> _Teks Bacaan_

>>>

Intimidasi dan Pembubaran Rapat di Kantor LBH Bali, KontraS: Ancaman Demokrasi
Reporter
Hamdan Cholifudin Ismail
Editor
Kukuh S. Wibowo
Rabu, 16 November 2022 21:40 WIB
TEMPO.CO, Jakarta -Komisi untuk Orang Hilang dan Korban Tindak Kekerasan atau KontraS mengecam adanya ancaman, intimidasi dan pembubaran paksa yang dialami Pengurus Yayasan Lembaga Bantuan Hukum Indonesia (YLBHI) dan Pimpinan 18 LBH kantor saat sedang menjalankan rapat internal di Sanur, Bali pada Sabtu 12 November 2022.
KontraS menilai berbagai bentuk represi tersebut telah menunjukan adanya pengamanan yang berlebihan ihwal penyelenggaraan Konferensi Tingkat Tinggi atau KTT G20. Dengan adanya peristiwa ini juga membuktikan adanya penyempitan ruang kebebasan sipil yang dapat mengancam kehidupan berdemokrasi.

<<<

> _Daftar Tugas_
**A.** Tuliskan kembali bagian berita tentang pembubaran rapat di kantor LBH Bali, mulai dari kata-kata "Intimidasi dan Pembubaran Rapat" dan berhenti setelah kata-kata "12 November 2022.".
**B.** Teruskan berita tentang pembubaran rapat di kantor LBH Bali dari kalimat terakhir yang tertulis.

> _Bahan_
>>>

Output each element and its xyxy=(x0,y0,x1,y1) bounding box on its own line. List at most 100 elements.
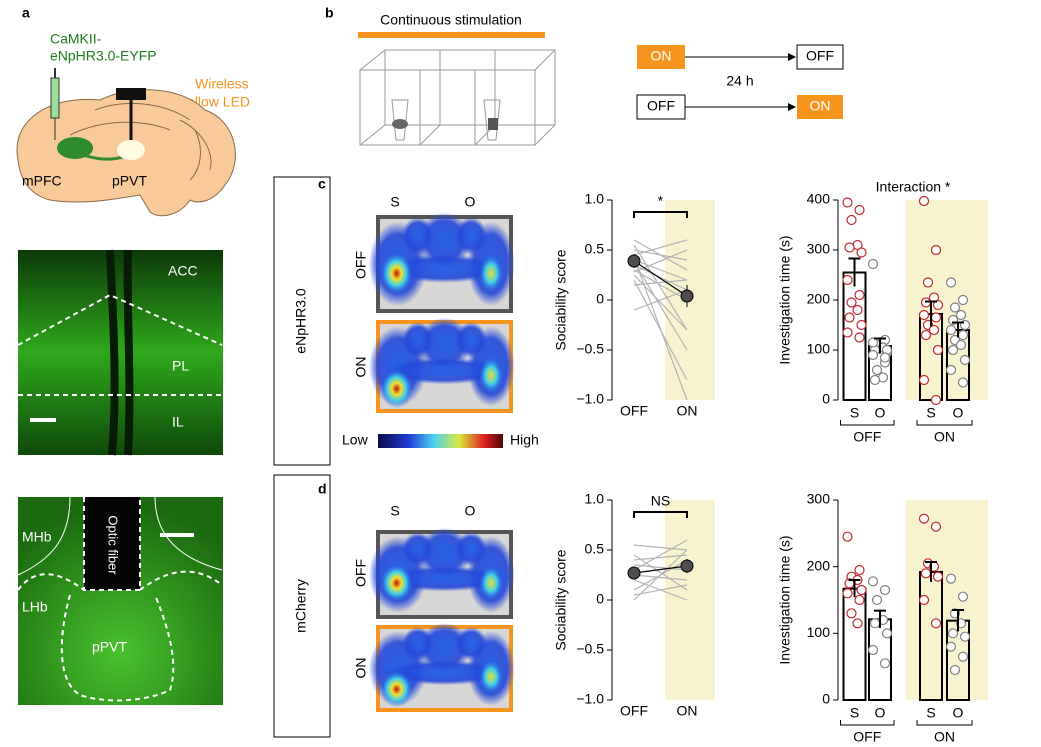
heatmap-blob xyxy=(384,660,505,686)
region-label: PL xyxy=(172,358,189,374)
data-point xyxy=(842,531,853,542)
heatmap-blob xyxy=(455,532,488,566)
arrow-head xyxy=(788,53,796,61)
group-bracket xyxy=(916,720,973,726)
x-tick-label: S xyxy=(850,405,859,421)
data-point xyxy=(932,571,944,582)
y-tick-label: −1.0 xyxy=(576,691,604,707)
region-label: mPFC xyxy=(22,173,62,189)
data-point xyxy=(844,242,855,253)
group-label: ON xyxy=(934,429,955,445)
condition-label: OFF xyxy=(353,559,369,587)
y-tick-label: 400 xyxy=(807,191,831,207)
led-label: Wireless xyxy=(195,76,249,92)
heatmap-blob xyxy=(384,254,505,283)
data-point xyxy=(945,277,957,288)
data-point xyxy=(949,664,961,676)
data-point xyxy=(852,304,863,316)
data-point xyxy=(856,319,867,331)
subject-line xyxy=(633,289,688,311)
data-point xyxy=(854,204,865,216)
subject-line xyxy=(633,264,688,291)
heatmap-hotspot xyxy=(380,670,413,708)
data-point xyxy=(879,352,891,363)
data-point xyxy=(945,364,957,376)
data-point xyxy=(879,584,891,596)
y-tick-label: −0.5 xyxy=(576,641,604,657)
data-point xyxy=(852,618,863,629)
data-point xyxy=(922,277,934,288)
colorbar-label: High xyxy=(510,432,539,448)
syringe xyxy=(50,68,60,140)
data-point xyxy=(945,324,957,336)
y-tick-label: 200 xyxy=(807,291,831,307)
data-point xyxy=(918,513,930,524)
data-point xyxy=(867,644,879,656)
mean-marker xyxy=(680,559,694,573)
group-label: mCherry xyxy=(293,579,309,633)
data-point xyxy=(867,576,879,587)
y-tick-label: 300 xyxy=(807,241,831,257)
subject-line xyxy=(633,554,688,591)
data-point xyxy=(957,294,969,306)
x-tick-label: OFF xyxy=(620,703,648,719)
data-point xyxy=(846,297,857,308)
subject-line xyxy=(633,279,688,286)
off-box xyxy=(636,94,686,120)
data-point xyxy=(918,594,930,606)
y-axis-label: Investigation time (s) xyxy=(777,235,793,364)
group-box xyxy=(273,474,331,738)
object xyxy=(488,118,498,130)
panel-label: c xyxy=(318,176,326,192)
data-point xyxy=(957,377,969,388)
midline xyxy=(106,249,134,456)
arrow-head xyxy=(788,103,796,111)
group-bracket xyxy=(840,420,895,426)
x-tick-label: OFF xyxy=(620,403,648,419)
group-label: eNpHR3.0 xyxy=(293,288,309,354)
region-label: LHb xyxy=(22,599,48,615)
subject-line xyxy=(633,584,688,596)
subject-line xyxy=(633,279,688,381)
heatmap-blob xyxy=(455,217,488,255)
x-tick-label: O xyxy=(953,705,964,721)
y-tick-label: 0 xyxy=(822,691,830,707)
y-tick-label: 100 xyxy=(807,341,831,357)
heatmap-hotspot xyxy=(479,660,504,694)
x-tick-label: S xyxy=(850,705,859,721)
y-tick-label: 0.5 xyxy=(585,241,605,257)
mean-line xyxy=(633,565,688,574)
mean-line xyxy=(633,260,688,297)
group-label: ON xyxy=(934,729,955,745)
panel-label: b xyxy=(325,5,334,21)
data-point xyxy=(869,618,881,629)
mean-marker xyxy=(680,289,694,303)
x-tick-label: ON xyxy=(677,703,698,719)
heatmap-blob xyxy=(401,217,434,255)
data-point xyxy=(957,329,969,341)
subject-line xyxy=(633,564,688,571)
heatmap-blob xyxy=(401,322,434,358)
data-point xyxy=(932,344,944,356)
group-bracket xyxy=(916,420,973,426)
heatmap-blob xyxy=(455,322,488,358)
heatmap-hotspot xyxy=(380,564,413,602)
habenula-boundary xyxy=(17,570,223,591)
group-bracket xyxy=(840,720,895,726)
mean-marker xyxy=(627,254,641,268)
data-point xyxy=(918,195,930,207)
significance-bracket xyxy=(633,511,688,518)
arena-label: S xyxy=(390,194,399,210)
data-point xyxy=(930,312,942,323)
habenula-boundary xyxy=(17,496,223,576)
data-point xyxy=(842,327,853,338)
subject-line xyxy=(633,249,688,261)
data-point xyxy=(846,214,857,226)
stimulation-bar xyxy=(358,32,545,38)
subject-line xyxy=(633,539,688,571)
data-point xyxy=(930,394,942,406)
data-point xyxy=(957,651,969,662)
arena-label: O xyxy=(465,503,476,519)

<<<

> _Hasil yang Diharapkan_
**A.**
Intimidasi dan Pembubaran Rapat di Kantor LBH Bali, KontraS: Ancaman Demokrasi
Reporter
Hamdan Cholifudin Ismail
Editor
Kukuh S. Wibowo
Rabu, 16 November 2022 21:40 WIB
TEMPO.CO, Jakarta -Komisi untuk Orang Hilang dan Korban Tindak Kekerasan atau KontraS mengecam adanya ancaman, intimidasi dan pembubaran paksa yang dialami Pengurus Yayasan Lembaga Bantuan Hukum Indonesia (YLBHI) dan Pimpinan 18 LBH kantor saat sedang menjalankan rapat internal di Sanur, Bali pada Sabtu 12 November 2022.

**B.**
"Berkenaan dengan adanya peristiwa tersebut, kami menilai hal ini merupakan pelanggaran yang serius terkait kebebasan dasar manusia yang berkaitan dengan hak atas rasa aman, hak atas bebas untuk berekspresi dan bebas untuk berpendapat," kata Koordinator KontraS Fatia Maulidiyanti pada siaran persnya, Rabu, 16 November 2022.
Fatia mengungkapkan hak-hak tersebut dijamin oleh Pasal 28E ayat (3) dan Pasal 28G ayat (1) Undang-Undang Dasar 1945, Pasal 23 dan Pasal 30 Undang-Undang Nomor 39 Tahun 1999 tentang Hak Asasi Manusia serta Pasal 19 Kovenan Internasional Hak-Hak Sipil dan Politik.
Dijaminnya hak dasar tersebut oleh Konstitusi dan sejumlah peraturan perundang-undangan, menurut Fatia, mewajibkan bagi negara untuk memberikan perlindungan dan penghormatan terhadap setiap hak asasi manusia seseorang.
"Sehingga sudah seharusnya negara berkaitan dengan kasus ini aktif untuk memberikan perlindungan bukan justru membiarkan dan bahkan diduga melakukan pelanggaran hukum dan hak asasi manusia melalui instrumen keamanan," ujar dia.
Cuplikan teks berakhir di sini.